[Given exercise]: Copy out the listing in full, exactly as written, but not its pictures.

##### Extracted entries

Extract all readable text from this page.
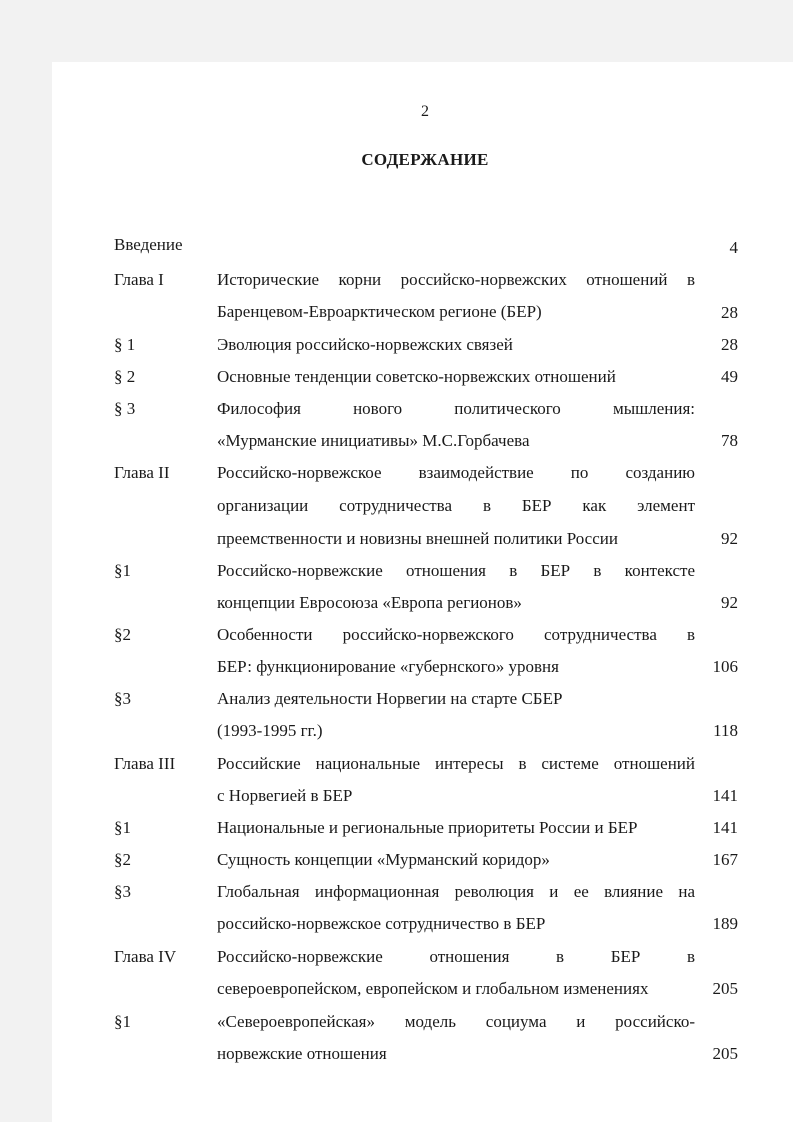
2
СОДЕРЖАНИЕ
Введение	4
Глава I	Исторические корни российско-норвежских отношений в
Баренцевом-Евроарктическом регионе (БЕР)	28
§ 1	Эволюция российско-норвежских связей	28
§ 2	Основные тенденции советско-норвежских отношений	49
§ 3	Философия нового политического мышления:
«Мурманские инициативы» М.С.Горбачева	78
Глава II	Российско-норвежское взаимодействие по созданию
организации сотрудничества в БЕР как элемент
преемственности и новизны внешней политики России	92
§1	Российско-норвежские отношения в БЕР в контексте
концепции Евросоюза «Европа регионов»	92
§2	Особенности российско-норвежского сотрудничества в
БЕР: функционирование «губернского» уровня	106
§3	Анализ деятельности Норвегии на старте СБЕР
(1993-1995 гг.)	118
Глава III Российские национальные интересы в системе отношений
с Норвегией в БЕР	141
§1	Национальные и региональные приоритеты России и БЕР	141
§2	Сущность концепции «Мурманский коридор»	167
§3	Глобальная информационная революция и ее влияние на
российско-норвежское сотрудничество в БЕР	189
Глава IV Российско-норвежские отношения в БЕР в
североевропейском, европейском и глобальном изменениях	205
§1	«Североевропейская» модель социума и российско-
норвежские отношения	205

##########

[Solution]:
Extract all readable text from this page.
2
СОДЕРЖАНИЕ
Введение	4
Глава I	Исторические корни российско-норвежских отношений в
Баренцевом-Евроарктическом регионе (БЕР)	28
§ 1	Эволюция российско-норвежских связей	28
§ 2	Основные тенденции советско-норвежских отношений	49
§ 3	Философия нового политического мышления:
«Мурманские инициативы» М.С.Горбачева	78
Глава II	Российско-норвежское взаимодействие по созданию
организации сотрудничества в БЕР как элемент
преемственности и новизны внешней политики России	92
§1	Российско-норвежские отношения в БЕР в контексте
концепции Евросоюза «Европа регионов»	92
§2	Особенности российско-норвежского сотрудничества в
БЕР: функционирование «губернского» уровня	106
§3	Анализ деятельности Норвегии на старте СБЕР
(1993-1995 гг.)	118
Глава III Российские национальные интересы в системе отношений
с Норвегией в БЕР	141
§1	Национальные и региональные приоритеты России и БЕР	141
§2	Сущность концепции «Мурманский коридор»	167
§3	Глобальная информационная революция и ее влияние на
российско-норвежское сотрудничество в БЕР	189
Глава IV Российско-норвежские отношения в БЕР в
североевропейском, европейском и глобальном изменениях	205
§1	«Североевропейская» модель социума и российско-
норвежские отношения	205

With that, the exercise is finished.